# [EXERCISE DESCRIPTION]
Omit the images. Copy each entry word for word.

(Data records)
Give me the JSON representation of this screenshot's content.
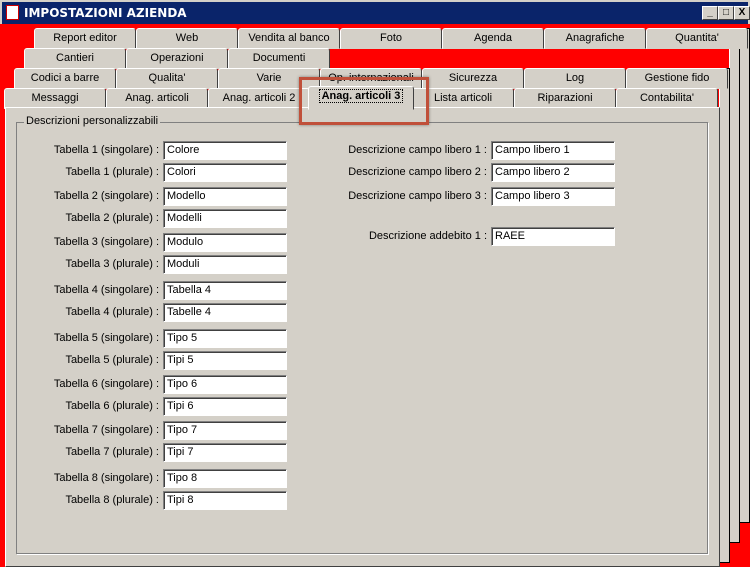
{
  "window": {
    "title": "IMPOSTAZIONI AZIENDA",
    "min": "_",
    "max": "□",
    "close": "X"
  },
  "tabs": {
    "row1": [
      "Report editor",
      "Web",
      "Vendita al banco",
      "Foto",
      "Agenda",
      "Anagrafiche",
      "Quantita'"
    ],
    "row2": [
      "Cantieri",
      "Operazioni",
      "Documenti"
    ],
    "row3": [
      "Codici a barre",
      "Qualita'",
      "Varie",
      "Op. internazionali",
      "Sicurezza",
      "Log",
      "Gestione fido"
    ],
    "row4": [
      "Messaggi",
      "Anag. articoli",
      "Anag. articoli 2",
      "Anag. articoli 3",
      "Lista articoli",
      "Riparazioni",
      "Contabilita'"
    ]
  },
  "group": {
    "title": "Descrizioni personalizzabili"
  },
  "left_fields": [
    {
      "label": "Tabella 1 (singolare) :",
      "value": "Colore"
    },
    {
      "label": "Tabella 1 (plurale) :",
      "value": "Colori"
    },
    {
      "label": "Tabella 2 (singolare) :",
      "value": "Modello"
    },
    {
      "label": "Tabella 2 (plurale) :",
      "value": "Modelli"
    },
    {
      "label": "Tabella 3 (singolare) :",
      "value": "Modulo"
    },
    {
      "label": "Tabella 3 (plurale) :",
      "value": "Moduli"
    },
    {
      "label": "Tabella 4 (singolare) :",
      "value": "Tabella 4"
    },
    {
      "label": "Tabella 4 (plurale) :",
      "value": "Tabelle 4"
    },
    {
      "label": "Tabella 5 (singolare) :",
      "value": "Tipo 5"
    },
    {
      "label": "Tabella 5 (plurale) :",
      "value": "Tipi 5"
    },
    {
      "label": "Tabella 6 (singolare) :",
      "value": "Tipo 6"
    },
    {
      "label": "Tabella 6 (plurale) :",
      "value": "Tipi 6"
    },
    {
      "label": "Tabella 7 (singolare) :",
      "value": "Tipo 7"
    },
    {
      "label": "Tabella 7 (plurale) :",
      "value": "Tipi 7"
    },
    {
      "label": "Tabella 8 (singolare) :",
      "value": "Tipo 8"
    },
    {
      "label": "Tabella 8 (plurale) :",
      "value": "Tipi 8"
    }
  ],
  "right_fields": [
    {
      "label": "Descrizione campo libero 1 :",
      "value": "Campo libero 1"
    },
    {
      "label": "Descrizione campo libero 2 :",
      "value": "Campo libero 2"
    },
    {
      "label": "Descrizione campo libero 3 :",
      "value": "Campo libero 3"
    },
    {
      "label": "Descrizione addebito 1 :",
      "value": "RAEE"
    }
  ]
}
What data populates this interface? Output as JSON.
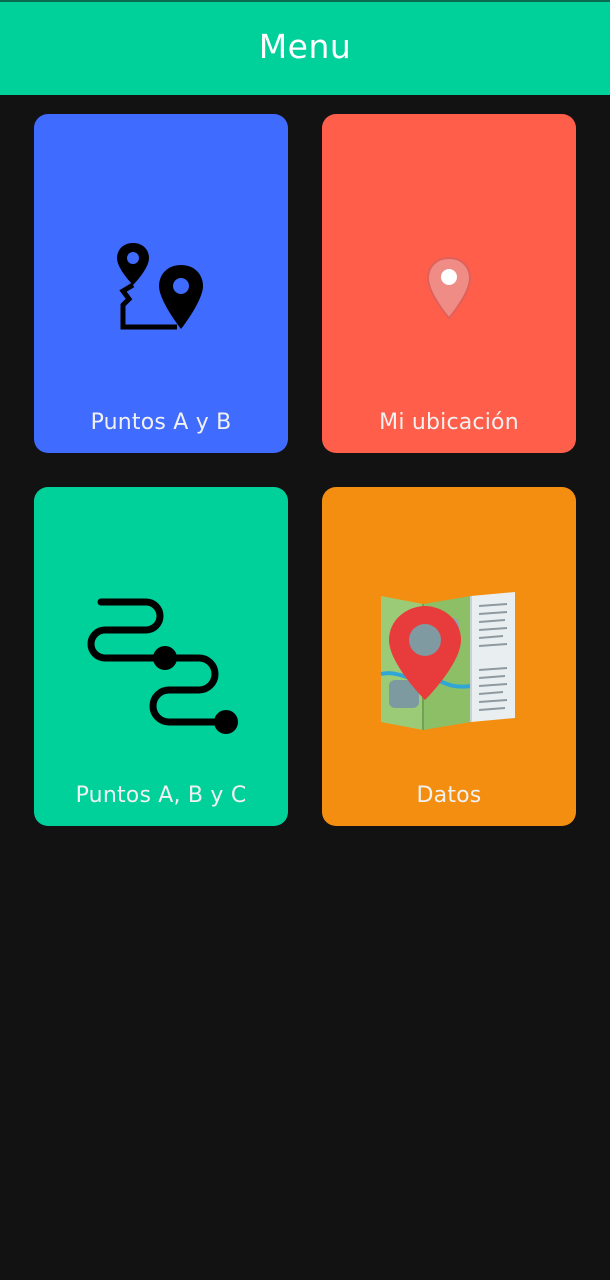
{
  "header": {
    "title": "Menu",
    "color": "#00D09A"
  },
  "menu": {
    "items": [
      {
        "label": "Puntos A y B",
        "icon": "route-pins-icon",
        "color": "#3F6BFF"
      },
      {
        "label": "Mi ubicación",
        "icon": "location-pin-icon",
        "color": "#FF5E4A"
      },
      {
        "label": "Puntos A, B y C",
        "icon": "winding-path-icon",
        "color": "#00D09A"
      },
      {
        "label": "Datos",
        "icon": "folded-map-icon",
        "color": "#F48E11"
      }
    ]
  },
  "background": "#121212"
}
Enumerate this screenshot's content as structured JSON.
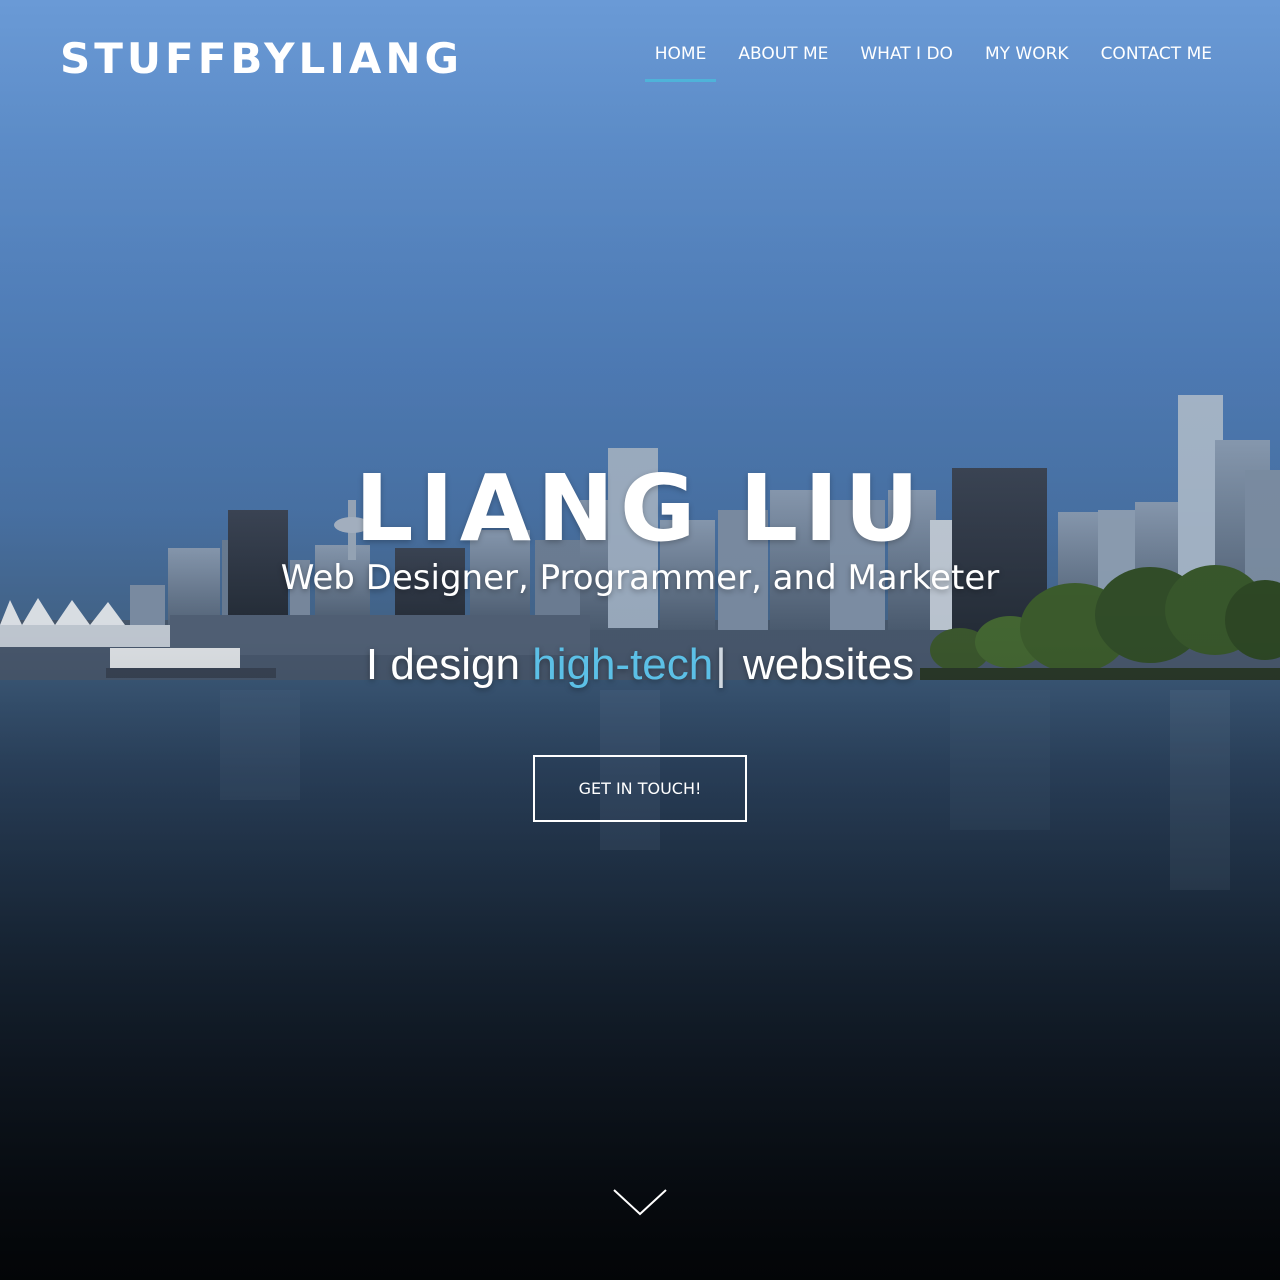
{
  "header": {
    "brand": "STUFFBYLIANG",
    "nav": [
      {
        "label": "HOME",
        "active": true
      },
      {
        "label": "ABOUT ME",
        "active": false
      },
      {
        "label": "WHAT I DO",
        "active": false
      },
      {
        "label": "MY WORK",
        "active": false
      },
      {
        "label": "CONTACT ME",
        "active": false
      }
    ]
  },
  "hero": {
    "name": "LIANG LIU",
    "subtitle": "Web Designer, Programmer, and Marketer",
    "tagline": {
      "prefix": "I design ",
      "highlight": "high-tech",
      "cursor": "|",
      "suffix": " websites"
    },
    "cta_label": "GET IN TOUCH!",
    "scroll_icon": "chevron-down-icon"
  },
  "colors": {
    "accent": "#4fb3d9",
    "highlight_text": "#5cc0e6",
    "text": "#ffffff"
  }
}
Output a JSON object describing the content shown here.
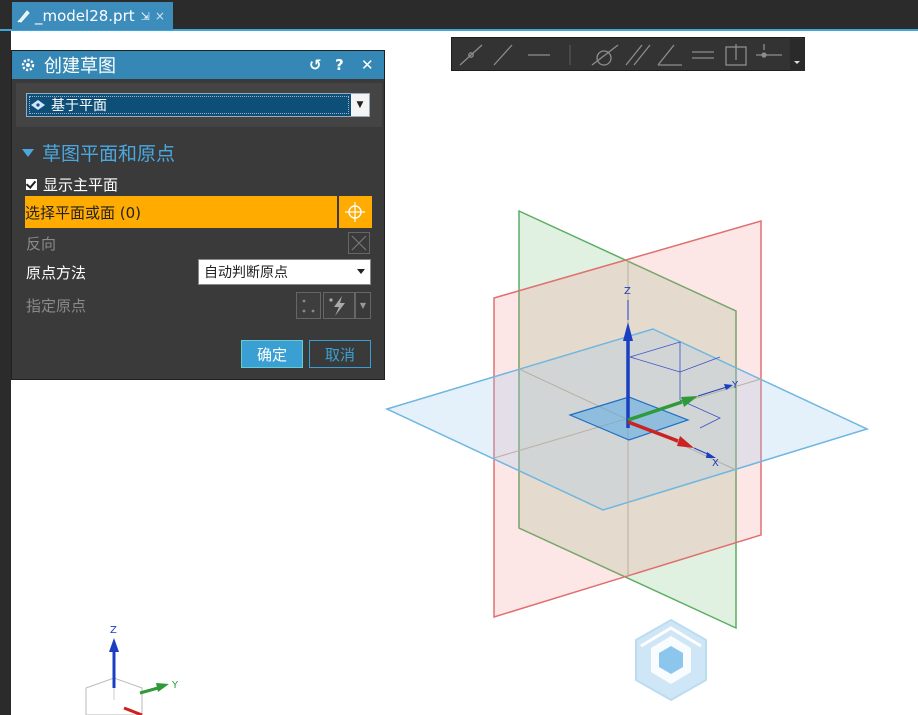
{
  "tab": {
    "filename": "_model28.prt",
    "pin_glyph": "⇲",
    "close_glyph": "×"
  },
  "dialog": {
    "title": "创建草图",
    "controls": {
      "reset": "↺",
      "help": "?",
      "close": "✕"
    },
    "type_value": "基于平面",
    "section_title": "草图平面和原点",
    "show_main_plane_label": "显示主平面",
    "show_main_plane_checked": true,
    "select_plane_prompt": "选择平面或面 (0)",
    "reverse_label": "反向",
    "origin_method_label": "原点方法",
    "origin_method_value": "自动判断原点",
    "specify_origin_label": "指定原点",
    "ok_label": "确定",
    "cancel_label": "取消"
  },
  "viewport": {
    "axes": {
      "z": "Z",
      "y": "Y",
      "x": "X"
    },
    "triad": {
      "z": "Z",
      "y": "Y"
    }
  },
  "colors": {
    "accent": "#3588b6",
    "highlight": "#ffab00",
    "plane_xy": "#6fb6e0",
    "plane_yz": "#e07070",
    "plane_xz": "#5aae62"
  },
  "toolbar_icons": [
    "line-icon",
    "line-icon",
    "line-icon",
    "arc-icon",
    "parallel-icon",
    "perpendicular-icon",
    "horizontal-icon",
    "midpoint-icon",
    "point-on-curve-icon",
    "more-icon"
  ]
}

# [WRITTEN ANSWER]
Give me the JSON representation of this screenshot's content.
{
  "window": {
    "title": "IMPOSTAZIONI AZIENDA",
    "min": "_",
    "max": "□",
    "close": "X"
  },
  "tabs": {
    "row1": [
      "Report editor",
      "Web",
      "Vendita al banco",
      "Foto",
      "Agenda",
      "Anagrafiche",
      "Quantita'"
    ],
    "row2": [
      "Cantieri",
      "Operazioni",
      "Documenti"
    ],
    "row3": [
      "Codici a barre",
      "Qualita'",
      "Varie",
      "Op. internazionali",
      "Sicurezza",
      "Log",
      "Gestione fido"
    ],
    "row4": [
      "Messaggi",
      "Anag. articoli",
      "Anag. articoli 2",
      "Anag. articoli 3",
      "Lista articoli",
      "Riparazioni",
      "Contabilita'"
    ]
  },
  "group": {
    "title": "Descrizioni personalizzabili"
  },
  "left_fields": [
    {
      "label": "Tabella 1 (singolare) :",
      "value": "Colore"
    },
    {
      "label": "Tabella 1 (plurale) :",
      "value": "Colori"
    },
    {
      "label": "Tabella 2 (singolare) :",
      "value": "Modello"
    },
    {
      "label": "Tabella 2 (plurale) :",
      "value": "Modelli"
    },
    {
      "label": "Tabella 3 (singolare) :",
      "value": "Modulo"
    },
    {
      "label": "Tabella 3 (plurale) :",
      "value": "Moduli"
    },
    {
      "label": "Tabella 4 (singolare) :",
      "value": "Tabella 4"
    },
    {
      "label": "Tabella 4 (plurale) :",
      "value": "Tabelle 4"
    },
    {
      "label": "Tabella 5 (singolare) :",
      "value": "Tipo 5"
    },
    {
      "label": "Tabella 5 (plurale) :",
      "value": "Tipi 5"
    },
    {
      "label": "Tabella 6 (singolare) :",
      "value": "Tipo 6"
    },
    {
      "label": "Tabella 6 (plurale) :",
      "value": "Tipi 6"
    },
    {
      "label": "Tabella 7 (singolare) :",
      "value": "Tipo 7"
    },
    {
      "label": "Tabella 7 (plurale) :",
      "value": "Tipi 7"
    },
    {
      "label": "Tabella 8 (singolare) :",
      "value": "Tipo 8"
    },
    {
      "label": "Tabella 8 (plurale) :",
      "value": "Tipi 8"
    }
  ],
  "right_fields": [
    {
      "label": "Descrizione campo libero 1 :",
      "value": "Campo libero 1"
    },
    {
      "label": "Descrizione campo libero 2 :",
      "value": "Campo libero 2"
    },
    {
      "label": "Descrizione campo libero 3 :",
      "value": "Campo libero 3"
    },
    {
      "label": "Descrizione addebito 1 :",
      "value": "RAEE"
    }
  ]
}
What data populates this interface? Output as JSON.
{
  "header": {
    "title": "Menu",
    "color": "#00D09A"
  },
  "menu": {
    "items": [
      {
        "label": "Puntos A y B",
        "icon": "route-pins-icon",
        "color": "#3F6BFF"
      },
      {
        "label": "Mi ubicación",
        "icon": "location-pin-icon",
        "color": "#FF5E4A"
      },
      {
        "label": "Puntos A, B y C",
        "icon": "winding-path-icon",
        "color": "#00D09A"
      },
      {
        "label": "Datos",
        "icon": "folded-map-icon",
        "color": "#F48E11"
      }
    ]
  },
  "background": "#121212"
}
Enumerate this screenshot's content as structured JSON.
{
  "header": {
    "brand": "STUFFBYLIANG",
    "nav": [
      {
        "label": "HOME",
        "active": true
      },
      {
        "label": "ABOUT ME",
        "active": false
      },
      {
        "label": "WHAT I DO",
        "active": false
      },
      {
        "label": "MY WORK",
        "active": false
      },
      {
        "label": "CONTACT ME",
        "active": false
      }
    ]
  },
  "hero": {
    "name": "LIANG LIU",
    "subtitle": "Web Designer, Programmer, and Marketer",
    "tagline": {
      "prefix": "I design ",
      "highlight": "high-tech",
      "cursor": "|",
      "suffix": " websites"
    },
    "cta_label": "GET IN TOUCH!",
    "scroll_icon": "chevron-down-icon"
  },
  "colors": {
    "accent": "#4fb3d9",
    "highlight_text": "#5cc0e6",
    "text": "#ffffff"
  }
}
Output a JSON object describing the content shown here.
{
  "tab": {
    "filename": "_model28.prt",
    "pin_glyph": "⇲",
    "close_glyph": "×"
  },
  "dialog": {
    "title": "创建草图",
    "controls": {
      "reset": "↺",
      "help": "?",
      "close": "✕"
    },
    "type_value": "基于平面",
    "section_title": "草图平面和原点",
    "show_main_plane_label": "显示主平面",
    "show_main_plane_checked": true,
    "select_plane_prompt": "选择平面或面 (0)",
    "reverse_label": "反向",
    "origin_method_label": "原点方法",
    "origin_method_value": "自动判断原点",
    "specify_origin_label": "指定原点",
    "ok_label": "确定",
    "cancel_label": "取消"
  },
  "viewport": {
    "axes": {
      "z": "Z",
      "y": "Y",
      "x": "X"
    },
    "triad": {
      "z": "Z",
      "y": "Y"
    }
  },
  "colors": {
    "accent": "#3588b6",
    "highlight": "#ffab00",
    "plane_xy": "#6fb6e0",
    "plane_yz": "#e07070",
    "plane_xz": "#5aae62"
  },
  "toolbar_icons": [
    "line-icon",
    "line-icon",
    "line-icon",
    "arc-icon",
    "parallel-icon",
    "perpendicular-icon",
    "horizontal-icon",
    "midpoint-icon",
    "point-on-curve-icon",
    "more-icon"
  ]
}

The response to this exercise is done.